** START OF GIVEN DATA **
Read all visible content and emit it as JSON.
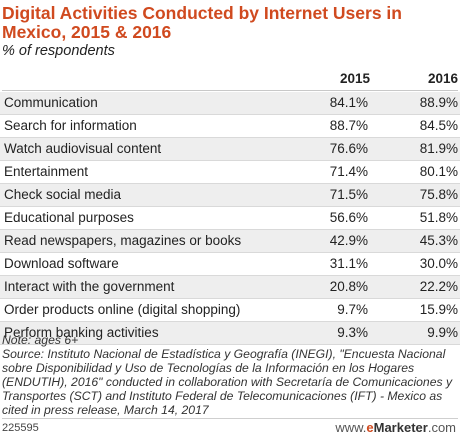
{
  "chart_data": {
    "type": "table",
    "title": "Digital Activities Conducted by Internet Users in Mexico, 2015 & 2016",
    "subtitle": "% of respondents",
    "columns": [
      "2015",
      "2016"
    ],
    "rows": [
      {
        "label": "Communication",
        "values": [
          "84.1%",
          "88.9%"
        ]
      },
      {
        "label": "Search for information",
        "values": [
          "88.7%",
          "84.5%"
        ]
      },
      {
        "label": "Watch audiovisual content",
        "values": [
          "76.6%",
          "81.9%"
        ]
      },
      {
        "label": "Entertainment",
        "values": [
          "71.4%",
          "80.1%"
        ]
      },
      {
        "label": "Check social media",
        "values": [
          "71.5%",
          "75.8%"
        ]
      },
      {
        "label": "Educational purposes",
        "values": [
          "56.6%",
          "51.8%"
        ]
      },
      {
        "label": "Read newspapers, magazines or books",
        "values": [
          "42.9%",
          "45.3%"
        ]
      },
      {
        "label": "Download software",
        "values": [
          "31.1%",
          "30.0%"
        ]
      },
      {
        "label": "Interact with the government",
        "values": [
          "20.8%",
          "22.2%"
        ]
      },
      {
        "label": "Order products online (digital shopping)",
        "values": [
          "9.7%",
          "15.9%"
        ]
      },
      {
        "label": "Perform banking activities",
        "values": [
          "9.3%",
          "9.9%"
        ]
      }
    ]
  },
  "notes": "Note: ages 6+\nSource: Instituto Nacional de Estadística y Geografía (INEGI), \"Encuesta Nacional sobre Disponibilidad y Uso de Tecnologías de la Información en los Hogares (ENDUTIH), 2016\" conducted in collaboration with Secretaría de Comunicaciones y Transportes (SCT) and Instituto Federal de Telecomunicaciones (IFT) - Mexico as cited in press release, March 14, 2017",
  "footer": {
    "code": "225595",
    "brand_prefix": "www.",
    "brand_e": "e",
    "brand_name": "Marketer",
    "brand_suffix": ".com"
  },
  "colors": {
    "title": "#d04a1f",
    "row_shade": "#eeeeee"
  }
}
** END OF GIVEN DATA **
* _WHAT IS BEING ASKED_: Look through the entries above for the word "with". Copy every line where it shows up.

* _REPLY TO THE TASK_:
        "label": "Interact with the government",
  "notes": "Note: ages 6+\nSource: Instituto Nacional de Estadística y Geografía (INEGI), \"Encuesta Nacional sobre Disponibilidad y Uso de Tecnologías de la Información en los Hogares (ENDUTIH), 2016\" conducted in collaboration with Secretaría de Comunicaciones y Transportes (SCT) and Instituto Federal de Telecomunicaciones (IFT) - Mexico as cited in press release, March 14, 2017",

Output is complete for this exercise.